In the forum thread below about who is building something that will change the world, what does the commenter say they are building?
[EXCERPT TO READ Boundary: Start]
Ask HN: Who is building something that will change the world? - littlesamana
Who are the Apple&#x27;s of this generation? What is a young Wozniak or Jobs doing in the 21st century? Where can you find them?
======
Blakestr
I think I figured out how to transfer 'experience', functionally.

I'm building VR for public safety, (fire & EMS). I'm convinced we can train
doctors in 1/3 of the time, maybe even less. (And I'm just a paramedic) I've
been a lifelong gamer and in the fire service for over a decade. It wasn't
until I tried Google cardboard using a hack I found on Reddit to play Counter-
Strike, about 5 years ago, that I realized this could work. (My player
character had been killed and fell down and laid in the position of a gunshot
wound I had run and looked eerily similar, it was one of those "hmm, that's
interesting" moments.

Prehospital emergency medicine, to me, is one of the most challenging skills
to learn because it is so difficult to simulate the chaos of a patient as well
as addressing so many multifaceted, high level concepts in such a short period
of time. You don't have time, really, to look s __* up.

But I've paid very close attention to my mind over my career, to the 'before
and after' of a call that increased my experience level.

Long story short, I've spent a lot of time delving into this concept, of what
experience actually is and how would you replicate the process by which a
person becomes experienced.
[EXCERPT TO READ Boundary: End]
[DATA UNDER STUDY Boundary: Start]
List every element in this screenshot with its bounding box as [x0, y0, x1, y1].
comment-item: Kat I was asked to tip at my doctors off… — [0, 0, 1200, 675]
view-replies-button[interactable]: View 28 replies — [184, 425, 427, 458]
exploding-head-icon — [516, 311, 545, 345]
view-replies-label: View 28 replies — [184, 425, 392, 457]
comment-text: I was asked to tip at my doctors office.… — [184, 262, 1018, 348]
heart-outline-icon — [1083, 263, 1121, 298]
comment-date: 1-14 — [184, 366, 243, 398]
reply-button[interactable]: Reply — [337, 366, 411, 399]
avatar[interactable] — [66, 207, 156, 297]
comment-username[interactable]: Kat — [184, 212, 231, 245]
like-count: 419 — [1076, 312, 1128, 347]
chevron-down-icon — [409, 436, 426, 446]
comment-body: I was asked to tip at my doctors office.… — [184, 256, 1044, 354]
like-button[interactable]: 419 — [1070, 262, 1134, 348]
[DATA UNDER STUDY Boundary: End]
SOLUTION BELOW:
VR for public safety (fire and EMS).